AIM OF THE EXERCISE
Your task is to output the listing word for word, with pictures excluded.

Extracted records
▼▼▼

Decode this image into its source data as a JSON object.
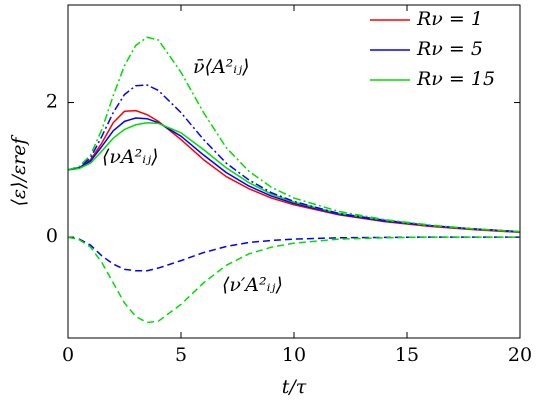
{
  "chart_data": {
    "type": "line",
    "xlabel": "t/τ",
    "ylabel": "⟨ε⟩/εref",
    "x": [
      0,
      0.5,
      1,
      1.5,
      2,
      2.5,
      3,
      3.5,
      4,
      5,
      6,
      7,
      8,
      9,
      10,
      12,
      14,
      16,
      18,
      20
    ],
    "series": [
      {
        "name": "Rν = 1",
        "color": "#ff0000",
        "dash": "solid",
        "values": [
          1,
          1.03,
          1.15,
          1.4,
          1.7,
          1.87,
          1.88,
          1.82,
          1.72,
          1.45,
          1.15,
          0.9,
          0.72,
          0.58,
          0.48,
          0.33,
          0.23,
          0.16,
          0.11,
          0.07
        ]
      },
      {
        "name": "Rν = 5",
        "color": "#0000ff",
        "dash": "solid",
        "values": [
          1,
          1.03,
          1.13,
          1.35,
          1.58,
          1.72,
          1.77,
          1.76,
          1.7,
          1.5,
          1.22,
          0.96,
          0.76,
          0.61,
          0.5,
          0.34,
          0.24,
          0.17,
          0.12,
          0.08
        ]
      },
      {
        "name": "Rν = 15",
        "color": "#00dd00",
        "dash": "solid",
        "values": [
          1,
          1.02,
          1.1,
          1.28,
          1.47,
          1.6,
          1.67,
          1.7,
          1.69,
          1.55,
          1.3,
          1.03,
          0.81,
          0.64,
          0.52,
          0.35,
          0.25,
          0.17,
          0.12,
          0.08
        ]
      },
      {
        "color": "#0000ff",
        "dash": "dashdot",
        "values": [
          1,
          1.04,
          1.18,
          1.5,
          1.85,
          2.12,
          2.25,
          2.26,
          2.18,
          1.85,
          1.45,
          1.1,
          0.85,
          0.66,
          0.53,
          0.35,
          0.25,
          0.17,
          0.12,
          0.08
        ]
      },
      {
        "color": "#00dd00",
        "dash": "dashdot",
        "values": [
          1,
          1.05,
          1.22,
          1.6,
          2.1,
          2.55,
          2.85,
          2.97,
          2.93,
          2.45,
          1.85,
          1.33,
          0.98,
          0.74,
          0.58,
          0.38,
          0.26,
          0.18,
          0.12,
          0.08
        ]
      },
      {
        "color": "#0000ff",
        "dash": "dashed",
        "values": [
          0,
          -0.03,
          -0.12,
          -0.28,
          -0.4,
          -0.48,
          -0.5,
          -0.5,
          -0.46,
          -0.35,
          -0.23,
          -0.14,
          -0.08,
          -0.05,
          -0.03,
          -0.01,
          -0.005,
          0,
          0,
          0
        ]
      },
      {
        "color": "#00dd00",
        "dash": "dashed",
        "values": [
          0,
          -0.04,
          -0.15,
          -0.38,
          -0.68,
          -0.98,
          -1.18,
          -1.27,
          -1.25,
          -1.0,
          -0.68,
          -0.42,
          -0.25,
          -0.15,
          -0.09,
          -0.03,
          -0.01,
          0,
          0,
          0
        ]
      }
    ],
    "annotations": [
      "ν̄⟨A²ᵢⱼ⟩",
      "⟨νA²ᵢⱼ⟩",
      "⟨ν′A²ᵢⱼ⟩"
    ],
    "xlim": [
      0,
      20
    ],
    "xticks": [
      0,
      5,
      10,
      15,
      20
    ],
    "ylim": [
      -1.5,
      3.45
    ],
    "yticks": [
      0,
      2
    ],
    "legend": "upper-right"
  }
}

▲▲▲

ANSWER FOR THE TASK
Decode this image into its source data as a JSON object.
{
  "chart_data": {
    "type": "line",
    "xlabel": "t/τ",
    "ylabel": "⟨ε⟩/εref",
    "x": [
      0,
      0.5,
      1,
      1.5,
      2,
      2.5,
      3,
      3.5,
      4,
      5,
      6,
      7,
      8,
      9,
      10,
      12,
      14,
      16,
      18,
      20
    ],
    "series": [
      {
        "name": "Rν = 1",
        "color": "#ff0000",
        "dash": "solid",
        "values": [
          1,
          1.03,
          1.15,
          1.4,
          1.7,
          1.87,
          1.88,
          1.82,
          1.72,
          1.45,
          1.15,
          0.9,
          0.72,
          0.58,
          0.48,
          0.33,
          0.23,
          0.16,
          0.11,
          0.07
        ]
      },
      {
        "name": "Rν = 5",
        "color": "#0000ff",
        "dash": "solid",
        "values": [
          1,
          1.03,
          1.13,
          1.35,
          1.58,
          1.72,
          1.77,
          1.76,
          1.7,
          1.5,
          1.22,
          0.96,
          0.76,
          0.61,
          0.5,
          0.34,
          0.24,
          0.17,
          0.12,
          0.08
        ]
      },
      {
        "name": "Rν = 15",
        "color": "#00dd00",
        "dash": "solid",
        "values": [
          1,
          1.02,
          1.1,
          1.28,
          1.47,
          1.6,
          1.67,
          1.7,
          1.69,
          1.55,
          1.3,
          1.03,
          0.81,
          0.64,
          0.52,
          0.35,
          0.25,
          0.17,
          0.12,
          0.08
        ]
      },
      {
        "color": "#0000ff",
        "dash": "dashdot",
        "values": [
          1,
          1.04,
          1.18,
          1.5,
          1.85,
          2.12,
          2.25,
          2.26,
          2.18,
          1.85,
          1.45,
          1.1,
          0.85,
          0.66,
          0.53,
          0.35,
          0.25,
          0.17,
          0.12,
          0.08
        ]
      },
      {
        "color": "#00dd00",
        "dash": "dashdot",
        "values": [
          1,
          1.05,
          1.22,
          1.6,
          2.1,
          2.55,
          2.85,
          2.97,
          2.93,
          2.45,
          1.85,
          1.33,
          0.98,
          0.74,
          0.58,
          0.38,
          0.26,
          0.18,
          0.12,
          0.08
        ]
      },
      {
        "color": "#0000ff",
        "dash": "dashed",
        "values": [
          0,
          -0.03,
          -0.12,
          -0.28,
          -0.4,
          -0.48,
          -0.5,
          -0.5,
          -0.46,
          -0.35,
          -0.23,
          -0.14,
          -0.08,
          -0.05,
          -0.03,
          -0.01,
          -0.005,
          0,
          0,
          0
        ]
      },
      {
        "color": "#00dd00",
        "dash": "dashed",
        "values": [
          0,
          -0.04,
          -0.15,
          -0.38,
          -0.68,
          -0.98,
          -1.18,
          -1.27,
          -1.25,
          -1.0,
          -0.68,
          -0.42,
          -0.25,
          -0.15,
          -0.09,
          -0.03,
          -0.01,
          0,
          0,
          0
        ]
      }
    ],
    "annotations": [
      "ν̄⟨A²ᵢⱼ⟩",
      "⟨νA²ᵢⱼ⟩",
      "⟨ν′A²ᵢⱼ⟩"
    ],
    "xlim": [
      0,
      20
    ],
    "xticks": [
      0,
      5,
      10,
      15,
      20
    ],
    "ylim": [
      -1.5,
      3.45
    ],
    "yticks": [
      0,
      2
    ],
    "legend": "upper-right"
  }
}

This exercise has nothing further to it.